Material for the task |
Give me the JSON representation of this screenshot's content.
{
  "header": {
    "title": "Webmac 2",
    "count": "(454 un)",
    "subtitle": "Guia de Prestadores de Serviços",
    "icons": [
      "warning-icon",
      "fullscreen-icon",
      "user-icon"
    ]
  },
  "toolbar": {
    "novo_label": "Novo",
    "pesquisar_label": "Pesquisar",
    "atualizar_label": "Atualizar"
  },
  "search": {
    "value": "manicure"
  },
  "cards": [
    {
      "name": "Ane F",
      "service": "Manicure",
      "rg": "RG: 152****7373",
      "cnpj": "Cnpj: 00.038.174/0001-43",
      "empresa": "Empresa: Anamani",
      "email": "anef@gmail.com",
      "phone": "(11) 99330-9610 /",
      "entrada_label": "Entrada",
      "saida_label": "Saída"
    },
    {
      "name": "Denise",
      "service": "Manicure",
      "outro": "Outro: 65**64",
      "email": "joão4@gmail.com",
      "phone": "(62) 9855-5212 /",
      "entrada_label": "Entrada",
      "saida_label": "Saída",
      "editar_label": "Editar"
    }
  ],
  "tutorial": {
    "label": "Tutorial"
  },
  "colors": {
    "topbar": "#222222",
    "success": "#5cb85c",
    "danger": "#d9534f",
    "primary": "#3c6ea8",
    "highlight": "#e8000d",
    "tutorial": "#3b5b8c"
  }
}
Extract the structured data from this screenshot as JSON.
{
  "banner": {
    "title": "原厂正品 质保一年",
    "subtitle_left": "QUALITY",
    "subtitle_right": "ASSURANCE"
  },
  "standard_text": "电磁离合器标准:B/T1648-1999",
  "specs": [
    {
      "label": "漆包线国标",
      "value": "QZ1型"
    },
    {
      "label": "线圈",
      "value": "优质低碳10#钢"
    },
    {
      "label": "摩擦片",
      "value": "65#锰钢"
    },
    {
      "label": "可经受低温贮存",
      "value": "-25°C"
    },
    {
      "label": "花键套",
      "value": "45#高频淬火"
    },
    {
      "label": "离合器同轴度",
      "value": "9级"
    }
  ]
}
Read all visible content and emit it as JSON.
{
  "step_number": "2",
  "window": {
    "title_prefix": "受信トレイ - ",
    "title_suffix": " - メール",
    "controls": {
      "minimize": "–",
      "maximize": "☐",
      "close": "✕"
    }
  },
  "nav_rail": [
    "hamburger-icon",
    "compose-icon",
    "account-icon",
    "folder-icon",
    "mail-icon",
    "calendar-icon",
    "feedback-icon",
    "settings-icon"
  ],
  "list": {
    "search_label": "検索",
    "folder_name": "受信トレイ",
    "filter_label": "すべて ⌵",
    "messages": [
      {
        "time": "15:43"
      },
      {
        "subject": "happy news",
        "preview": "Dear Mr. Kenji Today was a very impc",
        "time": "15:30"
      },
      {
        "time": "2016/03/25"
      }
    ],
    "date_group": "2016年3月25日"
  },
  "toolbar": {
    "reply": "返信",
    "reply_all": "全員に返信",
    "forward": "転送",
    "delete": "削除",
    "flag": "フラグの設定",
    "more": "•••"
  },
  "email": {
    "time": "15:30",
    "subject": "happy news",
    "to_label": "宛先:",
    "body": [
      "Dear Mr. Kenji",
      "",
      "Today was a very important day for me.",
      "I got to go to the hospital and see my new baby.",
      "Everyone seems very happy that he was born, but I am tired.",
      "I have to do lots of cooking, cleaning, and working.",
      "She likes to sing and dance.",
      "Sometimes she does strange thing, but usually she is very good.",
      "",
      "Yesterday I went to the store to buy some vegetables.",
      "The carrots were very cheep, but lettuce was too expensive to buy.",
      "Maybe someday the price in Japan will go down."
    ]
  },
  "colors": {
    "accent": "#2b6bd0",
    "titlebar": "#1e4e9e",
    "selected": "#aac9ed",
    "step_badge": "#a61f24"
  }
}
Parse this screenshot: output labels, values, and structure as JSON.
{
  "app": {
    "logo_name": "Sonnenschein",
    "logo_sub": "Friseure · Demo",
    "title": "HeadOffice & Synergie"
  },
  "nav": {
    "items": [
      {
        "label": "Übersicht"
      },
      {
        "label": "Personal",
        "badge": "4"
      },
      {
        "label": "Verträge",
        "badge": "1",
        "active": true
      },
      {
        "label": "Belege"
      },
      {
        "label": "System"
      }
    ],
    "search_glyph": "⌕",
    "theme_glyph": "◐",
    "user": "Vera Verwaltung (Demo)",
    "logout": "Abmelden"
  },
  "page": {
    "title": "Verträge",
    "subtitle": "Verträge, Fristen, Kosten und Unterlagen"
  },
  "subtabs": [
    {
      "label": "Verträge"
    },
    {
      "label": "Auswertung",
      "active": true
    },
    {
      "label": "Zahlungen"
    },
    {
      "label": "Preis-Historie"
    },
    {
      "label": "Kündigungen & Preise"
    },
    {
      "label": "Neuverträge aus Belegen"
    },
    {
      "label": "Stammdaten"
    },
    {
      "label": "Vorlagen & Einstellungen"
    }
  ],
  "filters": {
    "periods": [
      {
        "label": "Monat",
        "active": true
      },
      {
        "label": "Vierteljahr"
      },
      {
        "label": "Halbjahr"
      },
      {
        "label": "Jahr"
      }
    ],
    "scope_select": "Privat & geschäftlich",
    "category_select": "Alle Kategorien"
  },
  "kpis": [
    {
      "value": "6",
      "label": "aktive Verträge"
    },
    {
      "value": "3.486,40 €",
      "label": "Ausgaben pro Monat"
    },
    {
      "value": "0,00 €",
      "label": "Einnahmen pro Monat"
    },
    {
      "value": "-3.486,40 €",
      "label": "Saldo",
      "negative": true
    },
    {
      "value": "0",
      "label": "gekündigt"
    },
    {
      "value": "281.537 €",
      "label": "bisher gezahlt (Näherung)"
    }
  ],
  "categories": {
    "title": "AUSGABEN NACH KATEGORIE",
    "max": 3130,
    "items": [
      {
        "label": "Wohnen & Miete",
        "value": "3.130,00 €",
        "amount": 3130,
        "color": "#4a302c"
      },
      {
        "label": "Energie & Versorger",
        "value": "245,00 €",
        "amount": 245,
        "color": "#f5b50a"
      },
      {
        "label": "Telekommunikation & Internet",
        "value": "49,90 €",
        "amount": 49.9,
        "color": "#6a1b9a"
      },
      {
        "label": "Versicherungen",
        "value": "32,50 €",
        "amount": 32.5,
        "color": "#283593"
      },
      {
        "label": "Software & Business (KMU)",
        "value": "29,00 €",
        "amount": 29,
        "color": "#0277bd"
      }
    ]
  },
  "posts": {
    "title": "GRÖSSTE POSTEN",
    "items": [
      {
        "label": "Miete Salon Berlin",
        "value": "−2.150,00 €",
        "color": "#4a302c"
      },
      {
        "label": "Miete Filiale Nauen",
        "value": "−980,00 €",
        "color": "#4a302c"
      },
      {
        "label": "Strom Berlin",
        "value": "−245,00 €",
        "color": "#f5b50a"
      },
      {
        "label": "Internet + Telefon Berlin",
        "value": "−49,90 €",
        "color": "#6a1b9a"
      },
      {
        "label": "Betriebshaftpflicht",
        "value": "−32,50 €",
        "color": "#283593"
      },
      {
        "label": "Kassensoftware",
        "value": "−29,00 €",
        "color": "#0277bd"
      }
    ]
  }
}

Challenge |
Go back to the listing above and please repeat it exactly.

Solution for this problem |
Give me the JSON representation of this screenshot's content.
{
  "header": {
    "title": "Webmac 2",
    "count": "(454 un)",
    "subtitle": "Guia de Prestadores de Serviços",
    "icons": [
      "warning-icon",
      "fullscreen-icon",
      "user-icon"
    ]
  },
  "toolbar": {
    "novo_label": "Novo",
    "pesquisar_label": "Pesquisar",
    "atualizar_label": "Atualizar"
  },
  "search": {
    "value": "manicure"
  },
  "cards": [
    {
      "name": "Ane F",
      "service": "Manicure",
      "rg": "RG: 152****7373",
      "cnpj": "Cnpj: 00.038.174/0001-43",
      "empresa": "Empresa: Anamani",
      "email": "anef@gmail.com",
      "phone": "(11) 99330-9610 /",
      "entrada_label": "Entrada",
      "saida_label": "Saída"
    },
    {
      "name": "Denise",
      "service": "Manicure",
      "outro": "Outro: 65**64",
      "email": "joão4@gmail.com",
      "phone": "(62) 9855-5212 /",
      "entrada_label": "Entrada",
      "saida_label": "Saída",
      "editar_label": "Editar"
    }
  ],
  "tutorial": {
    "label": "Tutorial"
  },
  "colors": {
    "topbar": "#222222",
    "success": "#5cb85c",
    "danger": "#d9534f",
    "primary": "#3c6ea8",
    "highlight": "#e8000d",
    "tutorial": "#3b5b8c"
  }
}
Extract the structured data from this screenshot as JSON.
{
  "banner": {
    "title": "原厂正品 质保一年",
    "subtitle_left": "QUALITY",
    "subtitle_right": "ASSURANCE"
  },
  "standard_text": "电磁离合器标准:B/T1648-1999",
  "specs": [
    {
      "label": "漆包线国标",
      "value": "QZ1型"
    },
    {
      "label": "线圈",
      "value": "优质低碳10#钢"
    },
    {
      "label": "摩擦片",
      "value": "65#锰钢"
    },
    {
      "label": "可经受低温贮存",
      "value": "-25°C"
    },
    {
      "label": "花键套",
      "value": "45#高频淬火"
    },
    {
      "label": "离合器同轴度",
      "value": "9级"
    }
  ]
}
Read all visible content and emit it as JSON.
{
  "step_number": "2",
  "window": {
    "title_prefix": "受信トレイ - ",
    "title_suffix": " - メール",
    "controls": {
      "minimize": "–",
      "maximize": "☐",
      "close": "✕"
    }
  },
  "nav_rail": [
    "hamburger-icon",
    "compose-icon",
    "account-icon",
    "folder-icon",
    "mail-icon",
    "calendar-icon",
    "feedback-icon",
    "settings-icon"
  ],
  "list": {
    "search_label": "検索",
    "folder_name": "受信トレイ",
    "filter_label": "すべて ⌵",
    "messages": [
      {
        "time": "15:43"
      },
      {
        "subject": "happy news",
        "preview": "Dear Mr. Kenji Today was a very impc",
        "time": "15:30"
      },
      {
        "time": "2016/03/25"
      }
    ],
    "date_group": "2016年3月25日"
  },
  "toolbar": {
    "reply": "返信",
    "reply_all": "全員に返信",
    "forward": "転送",
    "delete": "削除",
    "flag": "フラグの設定",
    "more": "•••"
  },
  "email": {
    "time": "15:30",
    "subject": "happy news",
    "to_label": "宛先:",
    "body": [
      "Dear Mr. Kenji",
      "",
      "Today was a very important day for me.",
      "I got to go to the hospital and see my new baby.",
      "Everyone seems very happy that he was born, but I am tired.",
      "I have to do lots of cooking, cleaning, and working.",
      "She likes to sing and dance.",
      "Sometimes she does strange thing, but usually she is very good.",
      "",
      "Yesterday I went to the store to buy some vegetables.",
      "The carrots were very cheep, but lettuce was too expensive to buy.",
      "Maybe someday the price in Japan will go down."
    ]
  },
  "colors": {
    "accent": "#2b6bd0",
    "titlebar": "#1e4e9e",
    "selected": "#aac9ed",
    "step_badge": "#a61f24"
  }
}
Parse this screenshot: output labels, values, and structure as JSON.
{
  "app": {
    "logo_name": "Sonnenschein",
    "logo_sub": "Friseure · Demo",
    "title": "HeadOffice & Synergie"
  },
  "nav": {
    "items": [
      {
        "label": "Übersicht"
      },
      {
        "label": "Personal",
        "badge": "4"
      },
      {
        "label": "Verträge",
        "badge": "1",
        "active": true
      },
      {
        "label": "Belege"
      },
      {
        "label": "System"
      }
    ],
    "search_glyph": "⌕",
    "theme_glyph": "◐",
    "user": "Vera Verwaltung (Demo)",
    "logout": "Abmelden"
  },
  "page": {
    "title": "Verträge",
    "subtitle": "Verträge, Fristen, Kosten und Unterlagen"
  },
  "subtabs": [
    {
      "label": "Verträge"
    },
    {
      "label": "Auswertung",
      "active": true
    },
    {
      "label": "Zahlungen"
    },
    {
      "label": "Preis-Historie"
    },
    {
      "label": "Kündigungen & Preise"
    },
    {
      "label": "Neuverträge aus Belegen"
    },
    {
      "label": "Stammdaten"
    },
    {
      "label": "Vorlagen & Einstellungen"
    }
  ],
  "filters": {
    "periods": [
      {
        "label": "Monat",
        "active": true
      },
      {
        "label": "Vierteljahr"
      },
      {
        "label": "Halbjahr"
      },
      {
        "label": "Jahr"
      }
    ],
    "scope_select": "Privat & geschäftlich",
    "category_select": "Alle Kategorien"
  },
  "kpis": [
    {
      "value": "6",
      "label": "aktive Verträge"
    },
    {
      "value": "3.486,40 €",
      "label": "Ausgaben pro Monat"
    },
    {
      "value": "0,00 €",
      "label": "Einnahmen pro Monat"
    },
    {
      "value": "-3.486,40 €",
      "label": "Saldo",
      "negative": true
    },
    {
      "value": "0",
      "label": "gekündigt"
    },
    {
      "value": "281.537 €",
      "label": "bisher gezahlt (Näherung)"
    }
  ],
  "categories": {
    "title": "AUSGABEN NACH KATEGORIE",
    "max": 3130,
    "items": [
      {
        "label": "Wohnen & Miete",
        "value": "3.130,00 €",
        "amount": 3130,
        "color": "#4a302c"
      },
      {
        "label": "Energie & Versorger",
        "value": "245,00 €",
        "amount": 245,
        "color": "#f5b50a"
      },
      {
        "label": "Telekommunikation & Internet",
        "value": "49,90 €",
        "amount": 49.9,
        "color": "#6a1b9a"
      },
      {
        "label": "Versicherungen",
        "value": "32,50 €",
        "amount": 32.5,
        "color": "#283593"
      },
      {
        "label": "Software & Business (KMU)",
        "value": "29,00 €",
        "amount": 29,
        "color": "#0277bd"
      }
    ]
  },
  "posts": {
    "title": "GRÖSSTE POSTEN",
    "items": [
      {
        "label": "Miete Salon Berlin",
        "value": "−2.150,00 €",
        "color": "#4a302c"
      },
      {
        "label": "Miete Filiale Nauen",
        "value": "−980,00 €",
        "color": "#4a302c"
      },
      {
        "label": "Strom Berlin",
        "value": "−245,00 €",
        "color": "#f5b50a"
      },
      {
        "label": "Internet + Telefon Berlin",
        "value": "−49,90 €",
        "color": "#6a1b9a"
      },
      {
        "label": "Betriebshaftpflicht",
        "value": "−32,50 €",
        "color": "#283593"
      },
      {
        "label": "Kassensoftware",
        "value": "−29,00 €",
        "color": "#0277bd"
      }
    ]
  }
}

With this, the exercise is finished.